* **LISTING**
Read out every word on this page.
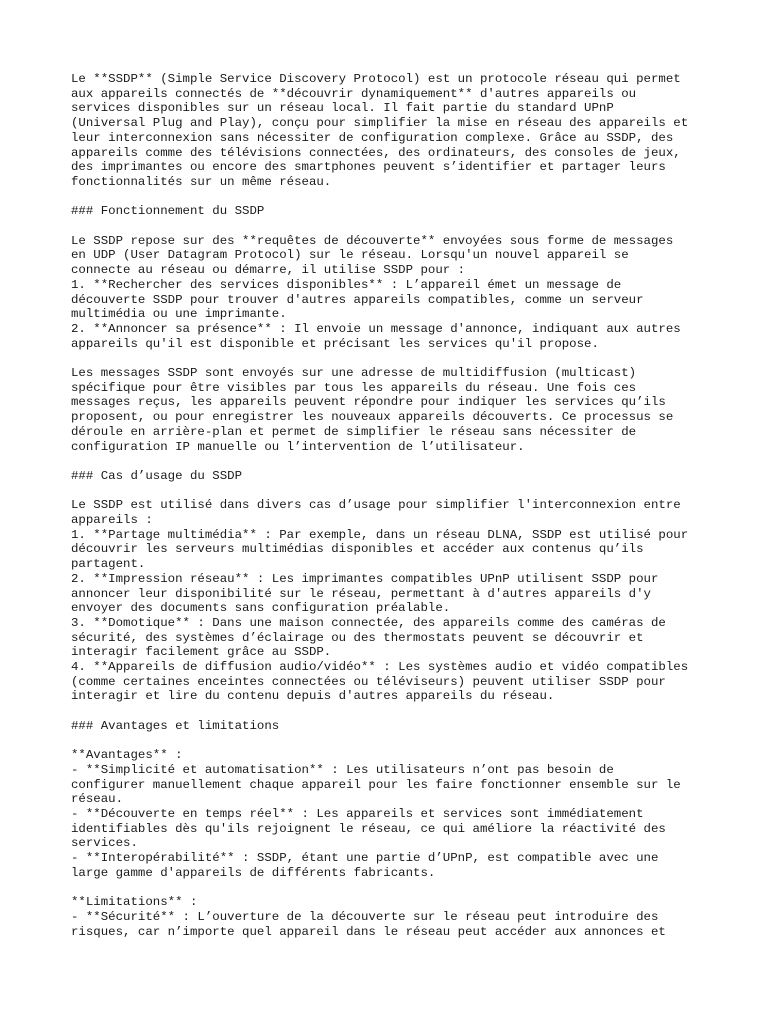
Le **SSDP** (Simple Service Discovery Protocol) est un protocole réseau qui permet
aux appareils connectés de **découvrir dynamiquement** d'autres appareils ou
services disponibles sur un réseau local. Il fait partie du standard UPnP
(Universal Plug and Play), conçu pour simplifier la mise en réseau des appareils et
leur interconnexion sans nécessiter de configuration complexe. Grâce au SSDP, des
appareils comme des télévisions connectées, des ordinateurs, des consoles de jeux,
des imprimantes ou encore des smartphones peuvent s’identifier et partager leurs
fonctionnalités sur un même réseau.
### Fonctionnement du SSDP
Le SSDP repose sur des **requêtes de découverte** envoyées sous forme de messages
en UDP (User Datagram Protocol) sur le réseau. Lorsqu'un nouvel appareil se
connecte au réseau ou démarre, il utilise SSDP pour :
1. **Rechercher des services disponibles** : L’appareil émet un message de
découverte SSDP pour trouver d'autres appareils compatibles, comme un serveur
multimédia ou une imprimante.
2. **Annoncer sa présence** : Il envoie un message d'annonce, indiquant aux autres
appareils qu'il est disponible et précisant les services qu'il propose.
Les messages SSDP sont envoyés sur une adresse de multidiffusion (multicast)
spécifique pour être visibles par tous les appareils du réseau. Une fois ces
messages reçus, les appareils peuvent répondre pour indiquer les services qu’ils
proposent, ou pour enregistrer les nouveaux appareils découverts. Ce processus se
déroule en arrière-plan et permet de simplifier le réseau sans nécessiter de
configuration IP manuelle ou l’intervention de l’utilisateur.
### Cas d’usage du SSDP
Le SSDP est utilisé dans divers cas d’usage pour simplifier l'interconnexion entre
appareils :
1. **Partage multimédia** : Par exemple, dans un réseau DLNA, SSDP est utilisé pour
découvrir les serveurs multimédias disponibles et accéder aux contenus qu’ils
partagent.
2. **Impression réseau** : Les imprimantes compatibles UPnP utilisent SSDP pour
annoncer leur disponibilité sur le réseau, permettant à d'autres appareils d'y
envoyer des documents sans configuration préalable.
3. **Domotique** : Dans une maison connectée, des appareils comme des caméras de
sécurité, des systèmes d’éclairage ou des thermostats peuvent se découvrir et
interagir facilement grâce au SSDP.
4. **Appareils de diffusion audio/vidéo** : Les systèmes audio et vidéo compatibles
(comme certaines enceintes connectées ou téléviseurs) peuvent utiliser SSDP pour
interagir et lire du contenu depuis d'autres appareils du réseau.
### Avantages et limitations
**Avantages** :
- **Simplicité et automatisation** : Les utilisateurs n’ont pas besoin de
configurer manuellement chaque appareil pour les faire fonctionner ensemble sur le
réseau.
- **Découverte en temps réel** : Les appareils et services sont immédiatement
identifiables dès qu'ils rejoignent le réseau, ce qui améliore la réactivité des
services.
- **Interopérabilité** : SSDP, étant une partie d’UPnP, est compatible avec une
large gamme d'appareils de différents fabricants.
**Limitations** :
- **Sécurité** : L’ouverture de la découverte sur le réseau peut introduire des
risques, car n’importe quel appareil dans le réseau peut accéder aux annonces et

* **WHAT TO WORK ON**
Keep the pictures out and write out the records exactly.

* **SOLUTION**
Read out every word on this page.
Le **SSDP** (Simple Service Discovery Protocol) est un protocole réseau qui permet
aux appareils connectés de **découvrir dynamiquement** d'autres appareils ou
services disponibles sur un réseau local. Il fait partie du standard UPnP
(Universal Plug and Play), conçu pour simplifier la mise en réseau des appareils et
leur interconnexion sans nécessiter de configuration complexe. Grâce au SSDP, des
appareils comme des télévisions connectées, des ordinateurs, des consoles de jeux,
des imprimantes ou encore des smartphones peuvent s’identifier et partager leurs
fonctionnalités sur un même réseau.
### Fonctionnement du SSDP
Le SSDP repose sur des **requêtes de découverte** envoyées sous forme de messages
en UDP (User Datagram Protocol) sur le réseau. Lorsqu'un nouvel appareil se
connecte au réseau ou démarre, il utilise SSDP pour :
1. **Rechercher des services disponibles** : L’appareil émet un message de
découverte SSDP pour trouver d'autres appareils compatibles, comme un serveur
multimédia ou une imprimante.
2. **Annoncer sa présence** : Il envoie un message d'annonce, indiquant aux autres
appareils qu'il est disponible et précisant les services qu'il propose.
Les messages SSDP sont envoyés sur une adresse de multidiffusion (multicast)
spécifique pour être visibles par tous les appareils du réseau. Une fois ces
messages reçus, les appareils peuvent répondre pour indiquer les services qu’ils
proposent, ou pour enregistrer les nouveaux appareils découverts. Ce processus se
déroule en arrière-plan et permet de simplifier le réseau sans nécessiter de
configuration IP manuelle ou l’intervention de l’utilisateur.
### Cas d’usage du SSDP
Le SSDP est utilisé dans divers cas d’usage pour simplifier l'interconnexion entre
appareils :
1. **Partage multimédia** : Par exemple, dans un réseau DLNA, SSDP est utilisé pour
découvrir les serveurs multimédias disponibles et accéder aux contenus qu’ils
partagent.
2. **Impression réseau** : Les imprimantes compatibles UPnP utilisent SSDP pour
annoncer leur disponibilité sur le réseau, permettant à d'autres appareils d'y
envoyer des documents sans configuration préalable.
3. **Domotique** : Dans une maison connectée, des appareils comme des caméras de
sécurité, des systèmes d’éclairage ou des thermostats peuvent se découvrir et
interagir facilement grâce au SSDP.
4. **Appareils de diffusion audio/vidéo** : Les systèmes audio et vidéo compatibles
(comme certaines enceintes connectées ou téléviseurs) peuvent utiliser SSDP pour
interagir et lire du contenu depuis d'autres appareils du réseau.
### Avantages et limitations
**Avantages** :
- **Simplicité et automatisation** : Les utilisateurs n’ont pas besoin de
configurer manuellement chaque appareil pour les faire fonctionner ensemble sur le
réseau.
- **Découverte en temps réel** : Les appareils et services sont immédiatement
identifiables dès qu'ils rejoignent le réseau, ce qui améliore la réactivité des
services.
- **Interopérabilité** : SSDP, étant une partie d’UPnP, est compatible avec une
large gamme d'appareils de différents fabricants.
**Limitations** :
- **Sécurité** : L’ouverture de la découverte sur le réseau peut introduire des
risques, car n’importe quel appareil dans le réseau peut accéder aux annonces et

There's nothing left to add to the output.